Action item: Extend the article on the town of Mildred, Texas, continuing on from its final sentence.

Mildred is a town in Navarro County, Texas, United States. The population was 399 at the 2020 census.

==History==

Mildred is located seven miles southeast of Corsicana on U.S. Highway 287 in south central Navarro County. The town was established as a stop on the Texas and Brazos Valley line in the late 1890s. A post office opened in the community in 1897. The town boomed briefly after oil was discovered in 1900 in the Powell-Mildred field, with its population growing to several hundred. However, by 1905 the boom had ended and the town began to decline, losing its post office in 1907. By the mid-1930s Mildred had half a dozen stores, a church, a school and a few houses. In 1936, the population was sixty-one. After World War II, many of the stores closed and by the mid-1960s, only a school, a church and a handful of houses remained. In the 1980s, Mildred's population began to grow once more and by 1990, the number of residents was reported at 173. By 2000, the population had more than doubled, to 405.

==Geography==

According to the United States Census Bureau, the town has a total area of 2.3 sqmi, of which 2.2 sqmi is land and 0.1 sqmi (3.07%) is water.

==Demographics==

As of the census of 2000, there were 405 people, 132 households, and 111 families residing in the town. The population density was 182.8 PD/sqmi. There were 147 housing units at an average density of 66.4 /sqmi. The racial makeup of the town was 90.12% White, 6.91% African American, 0.49% Asian, 0.25% Pacific Islander, 1.98% from other races, and 0.25% from two or more races. Hispanic or Latino of any race were 6.42% of the population.

Information:
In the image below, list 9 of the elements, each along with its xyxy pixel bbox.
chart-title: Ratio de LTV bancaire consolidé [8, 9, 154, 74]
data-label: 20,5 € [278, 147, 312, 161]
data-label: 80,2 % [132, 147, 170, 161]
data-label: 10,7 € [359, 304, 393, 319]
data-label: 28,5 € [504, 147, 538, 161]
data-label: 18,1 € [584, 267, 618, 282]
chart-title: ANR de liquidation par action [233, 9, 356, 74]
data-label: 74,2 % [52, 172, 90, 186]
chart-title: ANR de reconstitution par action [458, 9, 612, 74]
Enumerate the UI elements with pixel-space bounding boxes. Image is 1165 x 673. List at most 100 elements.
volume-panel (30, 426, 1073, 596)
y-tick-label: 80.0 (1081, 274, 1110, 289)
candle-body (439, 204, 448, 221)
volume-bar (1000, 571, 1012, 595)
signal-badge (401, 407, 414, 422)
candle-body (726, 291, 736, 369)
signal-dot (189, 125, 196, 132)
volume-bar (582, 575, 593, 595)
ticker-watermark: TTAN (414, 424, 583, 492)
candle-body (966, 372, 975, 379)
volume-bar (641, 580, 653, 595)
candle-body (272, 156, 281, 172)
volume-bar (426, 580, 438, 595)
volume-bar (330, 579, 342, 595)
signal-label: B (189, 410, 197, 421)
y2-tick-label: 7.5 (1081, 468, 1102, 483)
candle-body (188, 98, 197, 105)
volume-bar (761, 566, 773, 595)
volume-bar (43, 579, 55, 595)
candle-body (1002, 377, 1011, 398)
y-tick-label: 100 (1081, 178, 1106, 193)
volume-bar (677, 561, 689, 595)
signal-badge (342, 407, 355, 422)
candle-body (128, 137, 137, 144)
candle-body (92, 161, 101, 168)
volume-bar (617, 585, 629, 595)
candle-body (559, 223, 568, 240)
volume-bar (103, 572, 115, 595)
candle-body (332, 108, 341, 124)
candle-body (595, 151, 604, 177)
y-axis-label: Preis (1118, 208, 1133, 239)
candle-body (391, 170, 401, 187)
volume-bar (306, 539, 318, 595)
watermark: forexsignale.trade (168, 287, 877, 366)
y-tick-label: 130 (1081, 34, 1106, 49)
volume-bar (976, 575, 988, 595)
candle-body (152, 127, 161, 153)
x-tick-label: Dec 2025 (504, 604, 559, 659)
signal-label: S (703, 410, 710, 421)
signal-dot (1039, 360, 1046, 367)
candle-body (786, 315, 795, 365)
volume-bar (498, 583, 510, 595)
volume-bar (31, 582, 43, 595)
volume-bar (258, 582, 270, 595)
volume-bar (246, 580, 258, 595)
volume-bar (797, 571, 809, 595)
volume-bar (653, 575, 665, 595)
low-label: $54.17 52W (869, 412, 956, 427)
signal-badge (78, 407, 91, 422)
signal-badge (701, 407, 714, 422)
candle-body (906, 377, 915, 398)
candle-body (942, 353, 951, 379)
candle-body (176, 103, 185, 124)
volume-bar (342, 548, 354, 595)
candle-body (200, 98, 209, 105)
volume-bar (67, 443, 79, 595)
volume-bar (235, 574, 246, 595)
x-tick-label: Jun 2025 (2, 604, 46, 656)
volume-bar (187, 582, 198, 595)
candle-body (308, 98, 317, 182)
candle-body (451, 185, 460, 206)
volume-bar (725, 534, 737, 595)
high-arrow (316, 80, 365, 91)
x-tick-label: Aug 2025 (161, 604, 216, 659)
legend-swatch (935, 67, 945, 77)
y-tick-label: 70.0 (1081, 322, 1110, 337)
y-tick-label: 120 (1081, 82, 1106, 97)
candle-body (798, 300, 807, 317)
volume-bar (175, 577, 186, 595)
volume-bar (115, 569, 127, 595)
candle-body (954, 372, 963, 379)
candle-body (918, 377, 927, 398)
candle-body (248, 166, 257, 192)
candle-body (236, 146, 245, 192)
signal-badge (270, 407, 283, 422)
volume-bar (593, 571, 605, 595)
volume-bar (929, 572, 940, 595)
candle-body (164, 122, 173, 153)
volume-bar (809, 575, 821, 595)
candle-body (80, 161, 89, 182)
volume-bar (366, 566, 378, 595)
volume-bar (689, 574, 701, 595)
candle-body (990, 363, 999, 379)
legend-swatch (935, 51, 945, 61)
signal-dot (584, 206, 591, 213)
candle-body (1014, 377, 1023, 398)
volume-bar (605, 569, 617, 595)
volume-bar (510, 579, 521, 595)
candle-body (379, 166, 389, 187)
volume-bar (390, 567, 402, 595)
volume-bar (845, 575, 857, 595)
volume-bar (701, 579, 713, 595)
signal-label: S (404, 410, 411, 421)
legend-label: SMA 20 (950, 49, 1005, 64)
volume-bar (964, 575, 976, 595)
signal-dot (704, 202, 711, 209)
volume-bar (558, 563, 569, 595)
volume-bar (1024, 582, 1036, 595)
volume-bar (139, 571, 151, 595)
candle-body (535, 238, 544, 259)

Exercise result:
There were 132 households, out of which 41.7% had children under the age of 18 living with them, 75.0% were married couples living together, 6.8% had a female householder with no husband present, and 15.9% were non-families. 12.9% of all households were made up of individuals, and 6.1% had someone living alone who was 65 years of age or older. The average household size was 2.98 and the average family size was 3.23.

In the town, the population was spread out, with 31.6% under the age of 18, 8.1% from 18 to 24, 30.4% from 25 to 44, 18.8% from 45 to 64, and 11.1% who were 65 years of age or older. The median age was 33 years. For every 100 females, there were 110.9 males. For every 100 females age 18 and over, there were 100.7 males.

The median income for a household in the town was $39,821, and the median income for a family was $50,250. Males had a median income of $31,806 versus $26,250 for females. The per capita income for the town was $15,272. About 18.2% of families and 19.5% of the population were below the poverty line, including 21.1% of those under age 18 and 32.4% of those age 65 or over.

Historical population
| Census | Pop. | Note | %± |
| 1980 | 282 |  | — |
| 1990 | 173 |  | −38.7% |
| 2000 | 405 |  | 134.1% |
| 2010 | 368 |  | −9.1% |
| 2020 | 399 |  | 8.4% |
U.S. Decennial Census 2020 Census

==Education==

The Town of Mildred is served by the Mildred Independent School District.